"""

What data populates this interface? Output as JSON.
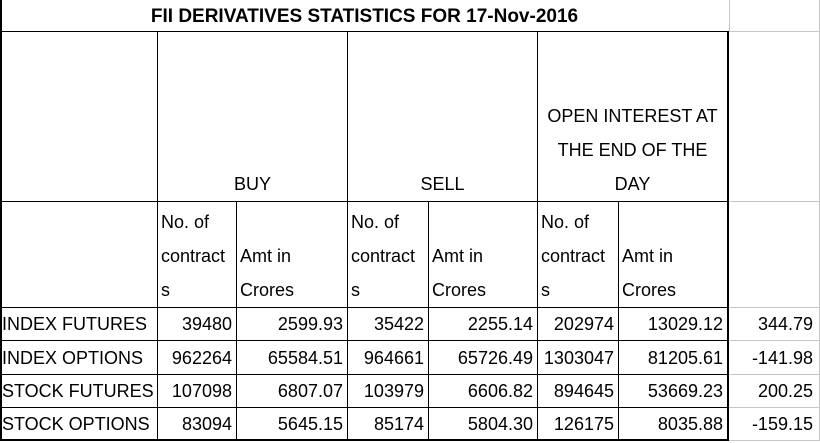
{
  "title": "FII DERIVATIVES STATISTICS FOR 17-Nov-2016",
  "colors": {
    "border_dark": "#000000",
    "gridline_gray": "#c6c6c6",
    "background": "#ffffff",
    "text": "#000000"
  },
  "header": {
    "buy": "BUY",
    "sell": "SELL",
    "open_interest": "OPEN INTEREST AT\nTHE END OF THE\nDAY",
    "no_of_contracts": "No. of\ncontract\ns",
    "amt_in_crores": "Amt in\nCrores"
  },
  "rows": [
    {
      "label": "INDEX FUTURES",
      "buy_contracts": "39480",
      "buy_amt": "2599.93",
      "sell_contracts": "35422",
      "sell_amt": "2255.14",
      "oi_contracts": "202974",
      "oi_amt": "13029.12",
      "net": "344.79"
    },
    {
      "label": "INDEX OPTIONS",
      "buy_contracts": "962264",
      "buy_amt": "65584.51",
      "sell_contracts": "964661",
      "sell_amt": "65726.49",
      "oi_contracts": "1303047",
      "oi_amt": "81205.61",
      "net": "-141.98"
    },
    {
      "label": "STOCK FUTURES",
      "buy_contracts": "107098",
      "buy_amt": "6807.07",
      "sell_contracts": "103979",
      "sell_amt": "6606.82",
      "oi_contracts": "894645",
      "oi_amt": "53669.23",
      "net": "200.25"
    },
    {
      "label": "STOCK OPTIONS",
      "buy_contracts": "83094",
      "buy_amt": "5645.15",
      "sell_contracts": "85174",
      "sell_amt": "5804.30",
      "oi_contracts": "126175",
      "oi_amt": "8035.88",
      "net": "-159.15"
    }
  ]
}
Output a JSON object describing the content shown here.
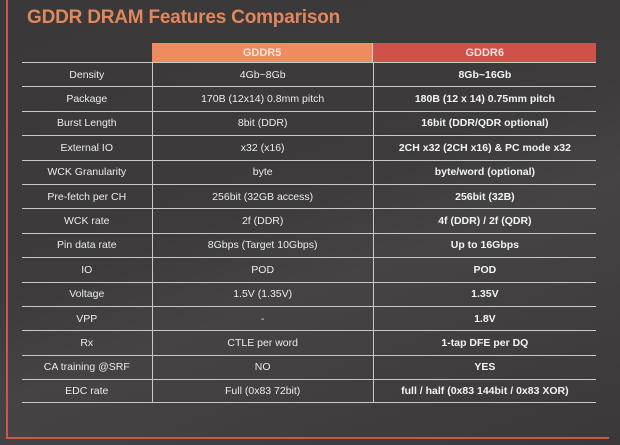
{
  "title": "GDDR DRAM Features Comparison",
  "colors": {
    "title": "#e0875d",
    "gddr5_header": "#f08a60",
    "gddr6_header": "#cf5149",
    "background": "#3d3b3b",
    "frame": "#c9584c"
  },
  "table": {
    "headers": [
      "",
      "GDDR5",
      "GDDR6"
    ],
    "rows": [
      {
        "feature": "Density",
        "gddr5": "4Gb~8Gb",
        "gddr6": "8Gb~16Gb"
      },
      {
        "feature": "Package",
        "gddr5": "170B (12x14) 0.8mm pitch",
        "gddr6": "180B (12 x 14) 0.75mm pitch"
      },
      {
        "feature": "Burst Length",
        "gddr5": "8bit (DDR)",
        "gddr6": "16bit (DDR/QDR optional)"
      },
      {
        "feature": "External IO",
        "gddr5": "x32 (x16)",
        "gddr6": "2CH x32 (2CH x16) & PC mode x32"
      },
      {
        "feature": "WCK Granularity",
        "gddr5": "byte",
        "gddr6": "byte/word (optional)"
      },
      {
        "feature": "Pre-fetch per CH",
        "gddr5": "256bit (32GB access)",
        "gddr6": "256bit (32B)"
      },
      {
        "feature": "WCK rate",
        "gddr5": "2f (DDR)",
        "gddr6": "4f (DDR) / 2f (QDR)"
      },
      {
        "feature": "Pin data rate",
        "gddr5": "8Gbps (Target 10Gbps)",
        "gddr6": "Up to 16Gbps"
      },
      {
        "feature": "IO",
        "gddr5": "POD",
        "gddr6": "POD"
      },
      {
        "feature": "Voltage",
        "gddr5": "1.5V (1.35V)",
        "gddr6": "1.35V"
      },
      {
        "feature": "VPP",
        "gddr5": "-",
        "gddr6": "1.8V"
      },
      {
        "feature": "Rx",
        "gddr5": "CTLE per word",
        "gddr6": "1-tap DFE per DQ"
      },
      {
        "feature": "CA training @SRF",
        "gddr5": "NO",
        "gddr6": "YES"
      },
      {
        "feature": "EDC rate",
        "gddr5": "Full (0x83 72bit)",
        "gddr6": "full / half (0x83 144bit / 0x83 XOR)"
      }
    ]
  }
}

"""

**Prompt:** Go through the listing above and write it out again exactly, dropping the pictures.

**Solution:**
What data populates this interface? Output as JSON.
{
  "title": "FII DERIVATIVES STATISTICS FOR 17-Nov-2016",
  "colors": {
    "border_dark": "#000000",
    "gridline_gray": "#c6c6c6",
    "background": "#ffffff",
    "text": "#000000"
  },
  "header": {
    "buy": "BUY",
    "sell": "SELL",
    "open_interest": "OPEN INTEREST AT\nTHE END OF THE\nDAY",
    "no_of_contracts": "No. of\ncontract\ns",
    "amt_in_crores": "Amt in\nCrores"
  },
  "rows": [
    {
      "label": "INDEX FUTURES",
      "buy_contracts": "39480",
      "buy_amt": "2599.93",
      "sell_contracts": "35422",
      "sell_amt": "2255.14",
      "oi_contracts": "202974",
      "oi_amt": "13029.12",
      "net": "344.79"
    },
    {
      "label": "INDEX OPTIONS",
      "buy_contracts": "962264",
      "buy_amt": "65584.51",
      "sell_contracts": "964661",
      "sell_amt": "65726.49",
      "oi_contracts": "1303047",
      "oi_amt": "81205.61",
      "net": "-141.98"
    },
    {
      "label": "STOCK FUTURES",
      "buy_contracts": "107098",
      "buy_amt": "6807.07",
      "sell_contracts": "103979",
      "sell_amt": "6606.82",
      "oi_contracts": "894645",
      "oi_amt": "53669.23",
      "net": "200.25"
    },
    {
      "label": "STOCK OPTIONS",
      "buy_contracts": "83094",
      "buy_amt": "5645.15",
      "sell_contracts": "85174",
      "sell_amt": "5804.30",
      "oi_contracts": "126175",
      "oi_amt": "8035.88",
      "net": "-159.15"
    }
  ]
}
Output a JSON object describing the content shown here.
{
  "title": "GDDR DRAM Features Comparison",
  "colors": {
    "title": "#e0875d",
    "gddr5_header": "#f08a60",
    "gddr6_header": "#cf5149",
    "background": "#3d3b3b",
    "frame": "#c9584c"
  },
  "table": {
    "headers": [
      "",
      "GDDR5",
      "GDDR6"
    ],
    "rows": [
      {
        "feature": "Density",
        "gddr5": "4Gb~8Gb",
        "gddr6": "8Gb~16Gb"
      },
      {
        "feature": "Package",
        "gddr5": "170B (12x14) 0.8mm pitch",
        "gddr6": "180B (12 x 14) 0.75mm pitch"
      },
      {
        "feature": "Burst Length",
        "gddr5": "8bit (DDR)",
        "gddr6": "16bit (DDR/QDR optional)"
      },
      {
        "feature": "External IO",
        "gddr5": "x32 (x16)",
        "gddr6": "2CH x32 (2CH x16) & PC mode x32"
      },
      {
        "feature": "WCK Granularity",
        "gddr5": "byte",
        "gddr6": "byte/word (optional)"
      },
      {
        "feature": "Pre-fetch per CH",
        "gddr5": "256bit (32GB access)",
        "gddr6": "256bit (32B)"
      },
      {
        "feature": "WCK rate",
        "gddr5": "2f (DDR)",
        "gddr6": "4f (DDR) / 2f (QDR)"
      },
      {
        "feature": "Pin data rate",
        "gddr5": "8Gbps (Target 10Gbps)",
        "gddr6": "Up to 16Gbps"
      },
      {
        "feature": "IO",
        "gddr5": "POD",
        "gddr6": "POD"
      },
      {
        "feature": "Voltage",
        "gddr5": "1.5V (1.35V)",
        "gddr6": "1.35V"
      },
      {
        "feature": "VPP",
        "gddr5": "-",
        "gddr6": "1.8V"
      },
      {
        "feature": "Rx",
        "gddr5": "CTLE per word",
        "gddr6": "1-tap DFE per DQ"
      },
      {
        "feature": "CA training @SRF",
        "gddr5": "NO",
        "gddr6": "YES"
      },
      {
        "feature": "EDC rate",
        "gddr5": "Full (0x83 72bit)",
        "gddr6": "full / half (0x83 144bit / 0x83 XOR)"
      }
    ]
  }
}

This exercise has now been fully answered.